Brief — Update the rows from the line with "Bar xyxy=(28,10,437,330)" to the line with "Text: 7: 7 xyxy=(294,311,301,321)", putting "Ellipse" wherever "Circle" appears and changing nothing else. Give back only those rows.

[Lines of data]
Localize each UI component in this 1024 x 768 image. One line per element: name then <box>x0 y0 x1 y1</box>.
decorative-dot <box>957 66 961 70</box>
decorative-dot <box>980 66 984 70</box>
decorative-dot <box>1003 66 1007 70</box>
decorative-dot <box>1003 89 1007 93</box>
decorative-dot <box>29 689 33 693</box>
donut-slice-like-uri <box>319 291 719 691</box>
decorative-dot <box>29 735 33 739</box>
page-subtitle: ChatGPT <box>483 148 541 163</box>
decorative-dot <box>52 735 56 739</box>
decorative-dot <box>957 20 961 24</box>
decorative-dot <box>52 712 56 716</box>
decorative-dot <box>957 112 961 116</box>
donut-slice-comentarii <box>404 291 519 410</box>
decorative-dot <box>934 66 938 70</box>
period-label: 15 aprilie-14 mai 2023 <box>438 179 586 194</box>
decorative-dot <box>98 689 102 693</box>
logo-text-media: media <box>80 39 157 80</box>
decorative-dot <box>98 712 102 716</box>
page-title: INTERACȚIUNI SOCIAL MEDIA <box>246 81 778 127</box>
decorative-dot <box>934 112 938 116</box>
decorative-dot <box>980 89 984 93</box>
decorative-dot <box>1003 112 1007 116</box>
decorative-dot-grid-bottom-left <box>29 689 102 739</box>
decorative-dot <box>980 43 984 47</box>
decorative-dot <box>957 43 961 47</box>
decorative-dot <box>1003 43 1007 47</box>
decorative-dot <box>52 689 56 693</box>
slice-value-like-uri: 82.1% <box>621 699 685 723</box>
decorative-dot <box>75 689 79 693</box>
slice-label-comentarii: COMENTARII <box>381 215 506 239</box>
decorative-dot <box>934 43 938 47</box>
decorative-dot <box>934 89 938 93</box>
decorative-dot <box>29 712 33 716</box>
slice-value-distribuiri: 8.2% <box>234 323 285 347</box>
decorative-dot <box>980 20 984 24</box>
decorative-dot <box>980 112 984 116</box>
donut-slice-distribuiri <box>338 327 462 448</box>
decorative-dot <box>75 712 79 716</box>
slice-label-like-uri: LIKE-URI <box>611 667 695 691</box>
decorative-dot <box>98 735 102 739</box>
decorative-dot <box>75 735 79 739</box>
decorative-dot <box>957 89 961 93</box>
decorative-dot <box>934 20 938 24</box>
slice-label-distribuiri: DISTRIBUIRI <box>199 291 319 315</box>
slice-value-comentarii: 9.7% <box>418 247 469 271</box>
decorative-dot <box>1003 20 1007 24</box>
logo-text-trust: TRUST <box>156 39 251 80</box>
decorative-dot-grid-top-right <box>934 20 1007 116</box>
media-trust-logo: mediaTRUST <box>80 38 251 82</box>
* * *
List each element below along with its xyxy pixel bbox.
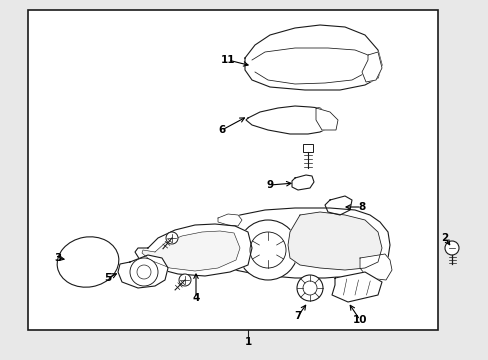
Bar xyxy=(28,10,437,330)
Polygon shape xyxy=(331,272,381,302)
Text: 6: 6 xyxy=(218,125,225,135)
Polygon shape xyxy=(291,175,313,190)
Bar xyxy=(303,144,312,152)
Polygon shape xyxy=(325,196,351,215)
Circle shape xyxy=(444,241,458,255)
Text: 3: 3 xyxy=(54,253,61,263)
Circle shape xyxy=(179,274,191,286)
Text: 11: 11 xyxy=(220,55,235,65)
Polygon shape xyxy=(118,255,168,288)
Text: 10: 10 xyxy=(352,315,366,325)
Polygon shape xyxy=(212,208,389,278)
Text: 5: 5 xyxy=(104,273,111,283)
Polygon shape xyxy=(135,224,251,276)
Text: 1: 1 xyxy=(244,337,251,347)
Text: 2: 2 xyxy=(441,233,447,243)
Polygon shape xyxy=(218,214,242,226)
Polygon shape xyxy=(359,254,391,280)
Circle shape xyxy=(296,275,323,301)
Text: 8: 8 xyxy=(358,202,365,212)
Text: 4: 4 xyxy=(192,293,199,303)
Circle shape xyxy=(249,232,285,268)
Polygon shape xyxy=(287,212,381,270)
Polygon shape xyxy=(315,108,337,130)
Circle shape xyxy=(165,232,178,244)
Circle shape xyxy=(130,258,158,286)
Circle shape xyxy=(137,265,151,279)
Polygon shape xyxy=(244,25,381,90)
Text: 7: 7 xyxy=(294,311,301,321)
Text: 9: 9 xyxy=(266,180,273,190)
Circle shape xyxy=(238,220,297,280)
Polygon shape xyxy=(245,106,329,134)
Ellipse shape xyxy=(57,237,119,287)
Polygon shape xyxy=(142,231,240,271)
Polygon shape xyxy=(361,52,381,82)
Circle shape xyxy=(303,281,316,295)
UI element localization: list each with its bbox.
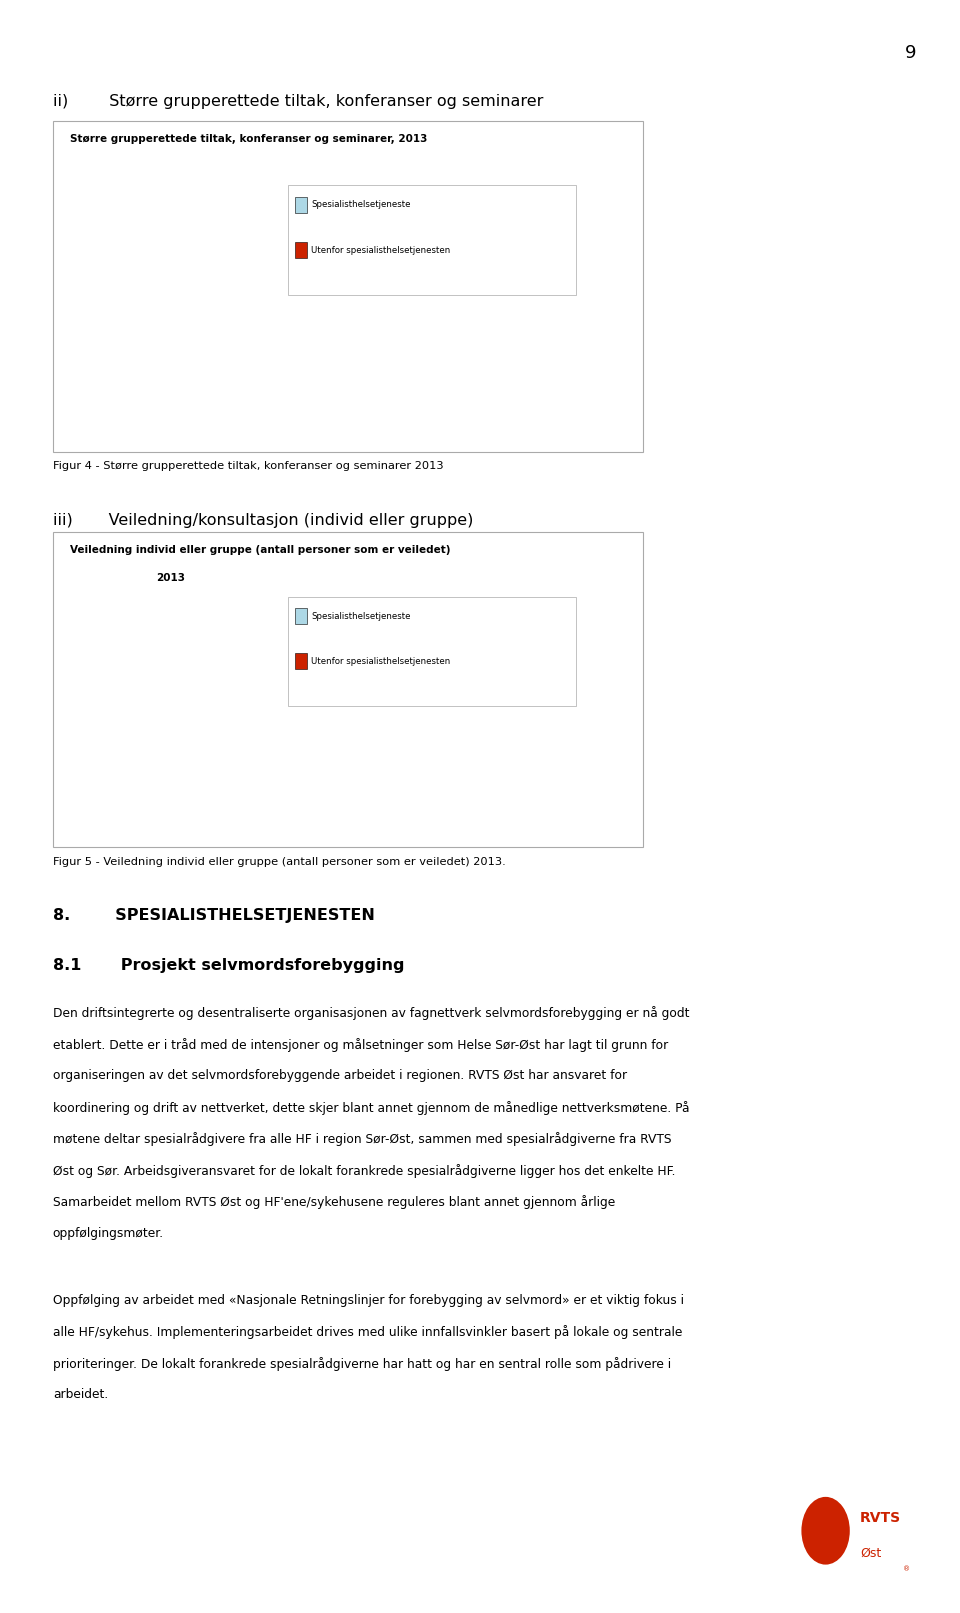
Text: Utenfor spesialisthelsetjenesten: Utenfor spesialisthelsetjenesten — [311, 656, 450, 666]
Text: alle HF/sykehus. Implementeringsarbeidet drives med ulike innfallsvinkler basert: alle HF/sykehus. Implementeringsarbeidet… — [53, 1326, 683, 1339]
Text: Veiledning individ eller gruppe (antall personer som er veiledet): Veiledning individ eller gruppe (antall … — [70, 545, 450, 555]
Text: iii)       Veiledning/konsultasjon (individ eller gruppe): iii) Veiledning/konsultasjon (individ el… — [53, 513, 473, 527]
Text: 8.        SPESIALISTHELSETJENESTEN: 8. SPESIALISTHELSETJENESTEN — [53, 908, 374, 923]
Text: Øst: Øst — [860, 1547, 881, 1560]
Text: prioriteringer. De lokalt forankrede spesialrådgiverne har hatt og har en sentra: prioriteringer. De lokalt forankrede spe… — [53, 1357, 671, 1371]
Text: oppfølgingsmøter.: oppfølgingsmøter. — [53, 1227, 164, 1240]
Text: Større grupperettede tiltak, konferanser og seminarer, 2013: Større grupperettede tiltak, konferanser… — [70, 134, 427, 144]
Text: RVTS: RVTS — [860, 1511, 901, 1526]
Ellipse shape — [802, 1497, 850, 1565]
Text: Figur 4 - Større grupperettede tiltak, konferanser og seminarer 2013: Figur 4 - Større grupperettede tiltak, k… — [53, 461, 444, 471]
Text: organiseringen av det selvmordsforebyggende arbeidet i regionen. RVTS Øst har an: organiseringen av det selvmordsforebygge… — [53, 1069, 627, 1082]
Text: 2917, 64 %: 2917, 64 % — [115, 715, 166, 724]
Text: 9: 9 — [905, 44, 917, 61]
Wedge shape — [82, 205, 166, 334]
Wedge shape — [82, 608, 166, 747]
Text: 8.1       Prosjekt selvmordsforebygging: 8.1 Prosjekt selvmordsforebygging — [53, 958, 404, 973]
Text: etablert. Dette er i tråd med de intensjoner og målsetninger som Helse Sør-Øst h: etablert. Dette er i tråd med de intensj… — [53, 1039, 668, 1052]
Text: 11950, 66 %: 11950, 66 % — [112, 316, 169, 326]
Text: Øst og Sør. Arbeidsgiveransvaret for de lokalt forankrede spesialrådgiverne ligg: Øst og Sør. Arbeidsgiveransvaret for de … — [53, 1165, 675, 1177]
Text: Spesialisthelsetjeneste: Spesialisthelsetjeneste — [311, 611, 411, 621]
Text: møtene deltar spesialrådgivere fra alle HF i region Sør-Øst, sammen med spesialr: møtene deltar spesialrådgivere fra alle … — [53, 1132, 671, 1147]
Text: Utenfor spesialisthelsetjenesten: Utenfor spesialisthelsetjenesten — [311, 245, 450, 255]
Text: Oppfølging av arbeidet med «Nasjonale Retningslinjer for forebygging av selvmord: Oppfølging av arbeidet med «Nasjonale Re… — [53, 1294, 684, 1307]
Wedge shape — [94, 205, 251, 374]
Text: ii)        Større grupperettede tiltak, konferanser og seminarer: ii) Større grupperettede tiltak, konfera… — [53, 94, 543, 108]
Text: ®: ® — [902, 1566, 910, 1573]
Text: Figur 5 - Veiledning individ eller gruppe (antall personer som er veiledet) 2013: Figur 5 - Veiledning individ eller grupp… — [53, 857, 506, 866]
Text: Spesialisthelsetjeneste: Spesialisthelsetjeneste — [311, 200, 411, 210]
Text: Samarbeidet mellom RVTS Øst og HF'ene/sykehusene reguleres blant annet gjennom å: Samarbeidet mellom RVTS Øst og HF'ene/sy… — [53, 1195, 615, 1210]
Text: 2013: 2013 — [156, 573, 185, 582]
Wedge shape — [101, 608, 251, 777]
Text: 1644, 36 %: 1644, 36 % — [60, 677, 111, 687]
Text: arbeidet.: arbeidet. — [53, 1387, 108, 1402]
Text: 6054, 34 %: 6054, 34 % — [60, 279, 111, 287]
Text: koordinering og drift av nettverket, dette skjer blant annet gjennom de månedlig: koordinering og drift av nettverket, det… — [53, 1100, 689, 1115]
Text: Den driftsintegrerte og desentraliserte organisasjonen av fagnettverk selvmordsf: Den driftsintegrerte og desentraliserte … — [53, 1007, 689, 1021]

Finished task —
Bar xyxy=(28,10,437,330)
Polygon shape xyxy=(331,272,381,302)
Text: 6: 6 xyxy=(218,125,225,135)
Polygon shape xyxy=(291,175,313,190)
Bar xyxy=(303,144,312,152)
Polygon shape xyxy=(325,196,351,215)
Ellipse shape xyxy=(444,241,458,255)
Text: 3: 3 xyxy=(54,253,61,263)
Ellipse shape xyxy=(179,274,191,286)
Text: 11: 11 xyxy=(220,55,235,65)
Polygon shape xyxy=(118,255,168,288)
Text: 10: 10 xyxy=(352,315,366,325)
Polygon shape xyxy=(212,208,389,278)
Text: 5: 5 xyxy=(104,273,111,283)
Polygon shape xyxy=(135,224,251,276)
Text: 1: 1 xyxy=(244,337,251,347)
Text: 2: 2 xyxy=(441,233,447,243)
Polygon shape xyxy=(218,214,242,226)
Polygon shape xyxy=(359,254,391,280)
Ellipse shape xyxy=(296,275,323,301)
Text: 8: 8 xyxy=(358,202,365,212)
Text: 4: 4 xyxy=(192,293,199,303)
Ellipse shape xyxy=(249,232,285,268)
Polygon shape xyxy=(287,212,381,270)
Polygon shape xyxy=(315,108,337,130)
Ellipse shape xyxy=(165,232,178,244)
Ellipse shape xyxy=(130,258,158,286)
Ellipse shape xyxy=(137,265,151,279)
Polygon shape xyxy=(244,25,381,90)
Text: 7: 7 xyxy=(294,311,301,321)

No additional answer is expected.